## Your objective
Starting at the line that contains "tool-button-row — [162, 25, 388, 51]" and stopping after the line that contains "bush-medium-tile[interactable] — [58, 343, 110, 385]", copy those lines with "Brush" replaced by "Pencil" and everything else left as it is.

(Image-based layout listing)
* * *

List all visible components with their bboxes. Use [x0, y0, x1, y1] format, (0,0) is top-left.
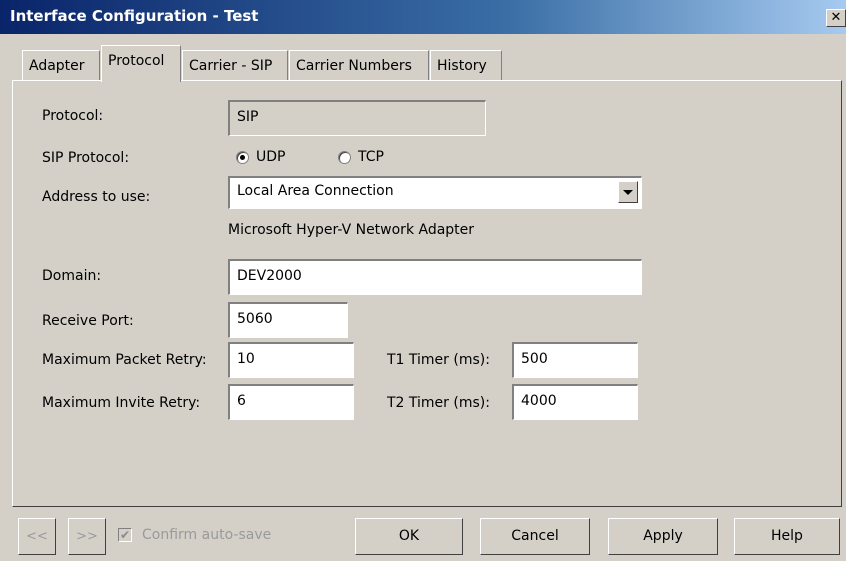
protocol-label: Protocol: — [42, 108, 104, 124]
t2-timer-label: T2 Timer (ms): — [387, 395, 490, 411]
tcp-radio-label[interactable]: TCP — [358, 149, 384, 165]
t1-timer-label: T1 Timer (ms): — [387, 352, 490, 368]
udp-radio[interactable] — [236, 151, 249, 164]
receive-port-label: Receive Port: — [42, 313, 134, 329]
tab-history-label: History — [437, 58, 487, 74]
sip-protocol-label: SIP Protocol: — [42, 150, 130, 166]
tab-carrier-numbers-label: Carrier Numbers — [296, 58, 412, 74]
tab-adapter[interactable]: Adapter — [22, 50, 100, 80]
confirm-autosave-label: Confirm auto-save — [142, 527, 272, 543]
chevron-down-icon[interactable] — [618, 181, 638, 203]
help-button[interactable]: Help — [734, 518, 840, 555]
protocol-field: SIP — [228, 100, 486, 136]
checkmark-icon: ✔ — [119, 528, 131, 542]
confirm-autosave-checkbox[interactable]: ✔ — [118, 528, 132, 542]
t1-timer-input[interactable]: 500 — [512, 342, 638, 378]
tcp-radio[interactable] — [338, 151, 351, 164]
max-invite-retry-label: Maximum Invite Retry: — [42, 395, 201, 411]
address-select[interactable]: Local Area Connection — [228, 176, 642, 209]
udp-radio-label[interactable]: UDP — [256, 149, 285, 165]
address-select-value: Local Area Connection — [237, 183, 394, 199]
tab-carrier-sip[interactable]: Carrier - SIP — [182, 50, 288, 80]
apply-button[interactable]: Apply — [608, 518, 718, 555]
address-label: Address to use: — [42, 189, 151, 205]
tab-history[interactable]: History — [430, 50, 502, 80]
adapter-description: Microsoft Hyper-V Network Adapter — [228, 222, 475, 238]
next-button[interactable]: >> — [68, 518, 106, 555]
ok-button[interactable]: OK — [355, 518, 463, 555]
close-button[interactable]: ✕ — [826, 9, 846, 27]
domain-label: Domain: — [42, 268, 102, 284]
window-title: Interface Configuration - Test — [10, 7, 259, 25]
tab-carrier-sip-label: Carrier - SIP — [189, 58, 273, 74]
tab-carrier-numbers[interactable]: Carrier Numbers — [289, 50, 429, 80]
tab-protocol[interactable]: Protocol — [101, 45, 181, 82]
receive-port-input[interactable]: 5060 — [228, 302, 348, 338]
max-invite-retry-input[interactable]: 6 — [228, 384, 354, 420]
cancel-button[interactable]: Cancel — [480, 518, 590, 555]
tab-protocol-label: Protocol — [108, 53, 165, 69]
max-packet-retry-input[interactable]: 10 — [228, 342, 354, 378]
tab-adapter-label: Adapter — [29, 58, 85, 74]
domain-input[interactable]: DEV2000 — [228, 259, 642, 295]
max-packet-retry-label: Maximum Packet Retry: — [42, 352, 207, 368]
close-icon: ✕ — [830, 10, 842, 25]
t2-timer-input[interactable]: 4000 — [512, 384, 638, 420]
prev-button[interactable]: << — [18, 518, 56, 555]
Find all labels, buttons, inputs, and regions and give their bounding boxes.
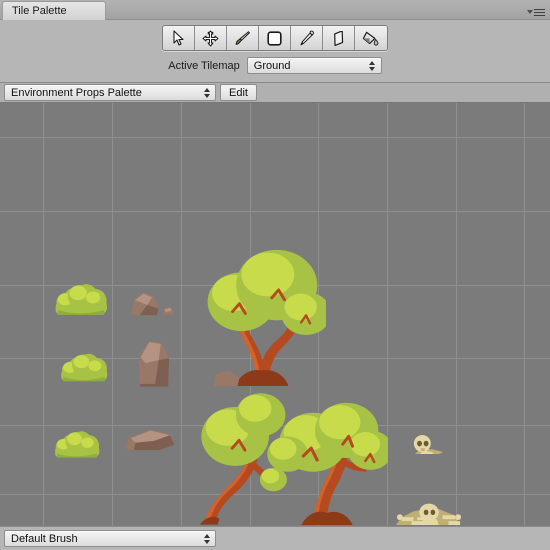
tool-button-row — [162, 25, 388, 51]
tile-palette-canvas[interactable] — [0, 103, 550, 526]
updown-arrows-icon — [368, 59, 377, 72]
status-bar: Default Brush — [0, 526, 550, 550]
bush-medium-tile[interactable] — [58, 343, 110, 385]
active-tilemap-label: Active Tilemap — [168, 59, 240, 72]
rock-pair-tile[interactable] — [128, 286, 176, 318]
tile-palette-window: Tile Palette Active Tilemap Ground Envir… — [0, 0, 550, 550]
picker-tool[interactable] — [291, 26, 323, 50]
active-tilemap-row: Active Tilemap Ground — [168, 57, 382, 74]
edit-button[interactable]: Edit — [220, 84, 257, 101]
grid-line-horizontal — [0, 211, 550, 212]
window-tab-strip: Tile Palette — [0, 0, 550, 20]
select-tool[interactable] — [163, 26, 195, 50]
tab-label: Tile Palette — [12, 5, 67, 17]
brush-value: Default Brush — [11, 532, 78, 545]
tree-wide-tile[interactable] — [262, 393, 393, 525]
paint-tool[interactable] — [227, 26, 259, 50]
box-fill-tool[interactable] — [259, 26, 291, 50]
palette-bar: Environment Props Palette Edit — [0, 83, 550, 103]
grid-line-vertical — [181, 103, 182, 526]
palette-dropdown[interactable]: Environment Props Palette — [4, 84, 216, 101]
rock-flat-tile[interactable] — [122, 426, 177, 452]
grid-line-horizontal — [0, 137, 550, 138]
palette-value: Environment Props Palette — [11, 86, 142, 99]
brush-dropdown[interactable]: Default Brush — [4, 530, 216, 547]
menu-bars — [534, 8, 545, 16]
grid-line-vertical — [456, 103, 457, 526]
grid-line-vertical — [43, 103, 44, 526]
bush-small-tile[interactable] — [52, 273, 110, 318]
erase-tool[interactable] — [323, 26, 355, 50]
tool-panel: Active Tilemap Ground — [0, 20, 550, 83]
fill-tool[interactable] — [355, 26, 387, 50]
active-tilemap-value: Ground — [253, 59, 291, 72]
updown-arrows-icon — [202, 86, 211, 99]
bush-tiny-tile[interactable] — [52, 421, 102, 461]
updown-arrows-icon — [202, 532, 211, 545]
skull-small-tile[interactable] — [411, 433, 445, 456]
active-tilemap-dropdown[interactable]: Ground — [246, 57, 382, 74]
tree-large-tile[interactable] — [196, 241, 331, 386]
move-tool[interactable] — [195, 26, 227, 50]
grid-line-vertical — [524, 103, 525, 526]
edit-button-label: Edit — [229, 86, 248, 99]
tab-tile-palette[interactable]: Tile Palette — [2, 1, 106, 20]
chevron-down-icon — [527, 10, 533, 14]
rock-boulder-tile[interactable] — [136, 337, 172, 389]
bone-pile-tile[interactable] — [394, 488, 464, 526]
grid-line-vertical — [112, 103, 113, 526]
hamburger-menu-icon[interactable] — [527, 5, 545, 16]
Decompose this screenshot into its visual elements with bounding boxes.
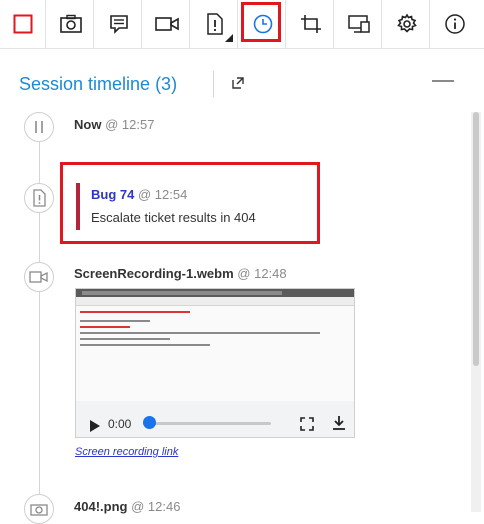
timeline-button[interactable] bbox=[240, 0, 286, 48]
camera-icon bbox=[30, 504, 48, 516]
video-thumbnail-text bbox=[80, 332, 320, 334]
gear-icon bbox=[396, 13, 417, 33]
note-icon bbox=[109, 15, 128, 34]
timeline-item-now: Now @ 12:57 bbox=[74, 117, 154, 132]
item-title: Now bbox=[74, 117, 102, 132]
devices-icon bbox=[347, 15, 370, 33]
item-time: @ 12:48 bbox=[237, 266, 287, 281]
play-icon[interactable] bbox=[89, 419, 101, 433]
timeline-node bbox=[24, 183, 54, 213]
info-button[interactable] bbox=[432, 0, 478, 48]
timeline-node bbox=[24, 262, 54, 292]
timeline-node bbox=[24, 494, 54, 524]
video-progress-thumb[interactable] bbox=[143, 416, 156, 429]
screen-recording-link[interactable]: Screen recording link bbox=[75, 446, 178, 458]
bug-file-icon bbox=[206, 13, 223, 35]
video-player[interactable] bbox=[75, 288, 355, 438]
highlight-box bbox=[241, 2, 281, 42]
scrollbar-thumb[interactable] bbox=[473, 112, 479, 366]
video-thumbnail-text bbox=[80, 326, 130, 328]
note-button[interactable] bbox=[96, 0, 142, 48]
video-thumbnail-text bbox=[80, 311, 190, 313]
chevron-down-icon bbox=[225, 34, 233, 42]
crop-icon bbox=[300, 15, 321, 33]
page-title: Session timeline (3) bbox=[19, 74, 178, 94]
timeline-item-recording: ScreenRecording-1.webm @ 12:48 bbox=[74, 266, 287, 281]
item-time: @ 12:57 bbox=[105, 117, 155, 132]
devices-button[interactable] bbox=[336, 0, 382, 48]
minimize-button[interactable] bbox=[432, 80, 454, 82]
record-video-button[interactable] bbox=[144, 0, 190, 48]
video-thumbnail-text bbox=[80, 338, 170, 340]
download-icon[interactable] bbox=[332, 415, 346, 431]
bug-link[interactable]: Bug 74 bbox=[91, 187, 134, 202]
info-icon bbox=[445, 14, 465, 34]
video-time: 0:00 bbox=[108, 417, 132, 431]
toolbar bbox=[0, 0, 484, 49]
create-bug-button[interactable] bbox=[192, 0, 238, 48]
camera-icon bbox=[59, 14, 82, 33]
video-icon bbox=[29, 271, 48, 283]
video-thumbnail-text bbox=[80, 320, 150, 322]
fullscreen-icon[interactable] bbox=[300, 417, 314, 431]
crop-button[interactable] bbox=[288, 0, 334, 48]
timeline-item-bug: Bug 74 @ 12:54 bbox=[91, 187, 187, 202]
screenshot-button[interactable] bbox=[48, 0, 94, 48]
header-divider bbox=[213, 71, 214, 97]
video-progress-track[interactable] bbox=[147, 422, 271, 425]
settings-button[interactable] bbox=[384, 0, 430, 48]
pause-icon bbox=[35, 121, 43, 133]
stop-button[interactable] bbox=[0, 0, 46, 48]
bug-accent-bar bbox=[76, 183, 80, 230]
video-thumbnail-text bbox=[80, 344, 210, 346]
video-thumbnail-addressbar bbox=[76, 297, 354, 306]
timeline-node bbox=[24, 112, 54, 142]
bug-file-icon bbox=[33, 189, 46, 207]
stop-icon bbox=[13, 14, 32, 34]
item-time: @ 12:54 bbox=[137, 187, 188, 202]
video-icon bbox=[154, 17, 179, 31]
bug-description: Escalate ticket results in 404 bbox=[91, 210, 256, 225]
video-thumbnail-tabs bbox=[82, 291, 282, 295]
popout-icon[interactable] bbox=[232, 77, 244, 89]
bug-highlight-box bbox=[60, 162, 320, 244]
item-title: ScreenRecording-1.webm bbox=[74, 266, 234, 281]
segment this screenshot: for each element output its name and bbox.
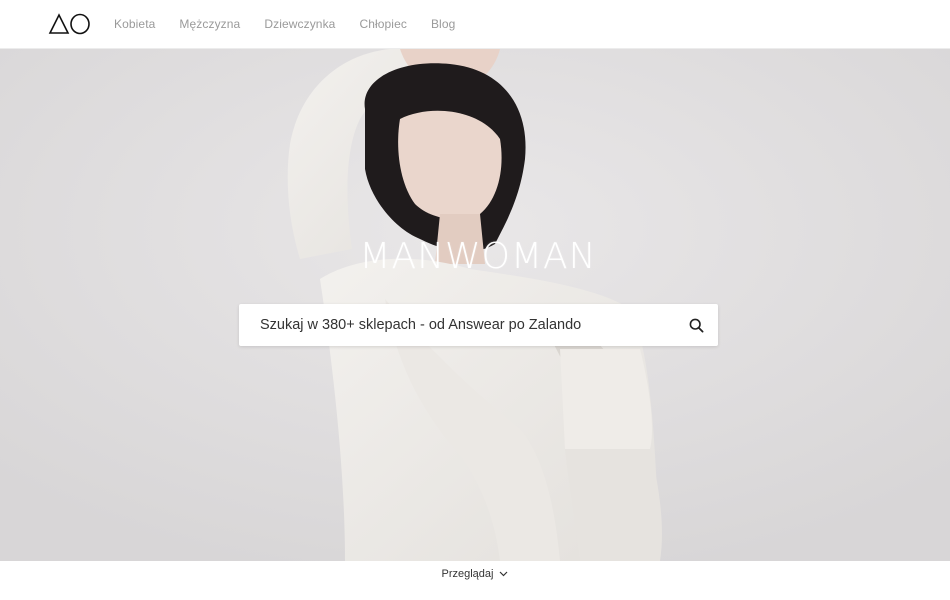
search-icon: [689, 318, 704, 333]
nav-item-chlopiec[interactable]: Chłopiec: [359, 17, 407, 31]
chevron-down-icon: [499, 571, 508, 577]
brand-wordmark: MANWOMAN: [359, 236, 597, 277]
nav-item-dziewczynka[interactable]: Dziewczynka: [264, 17, 335, 31]
nav-item-blog[interactable]: Blog: [431, 17, 455, 31]
main-nav: Kobieta Mężczyzna Dziewczynka Chłopiec B…: [114, 17, 479, 31]
hero-banner: MANWOMAN: [0, 49, 950, 561]
browse-label: Przeglądaj: [441, 568, 494, 580]
logo-icon: [48, 13, 90, 35]
search-input[interactable]: [239, 304, 674, 346]
site-header: Kobieta Mężczyzna Dziewczynka Chłopiec B…: [0, 0, 950, 49]
logo[interactable]: [48, 12, 92, 36]
browse-button[interactable]: Przeglądaj: [442, 568, 509, 580]
search-button[interactable]: [674, 304, 718, 346]
search-box: [239, 304, 718, 346]
nav-item-kobieta[interactable]: Kobieta: [114, 17, 155, 31]
nav-item-mezczyzna[interactable]: Mężczyzna: [179, 17, 240, 31]
browse-bar: Przeglądaj: [0, 561, 950, 600]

* * *

## Task solution
tool-button-row — [162, 25, 388, 51]
tile-palette-canvas[interactable] — [0, 103, 550, 526]
updown-arrows-icon — [368, 59, 377, 72]
status-bar: Default Pencil — [0, 526, 550, 550]
bush-medium-tile[interactable] — [58, 343, 110, 385]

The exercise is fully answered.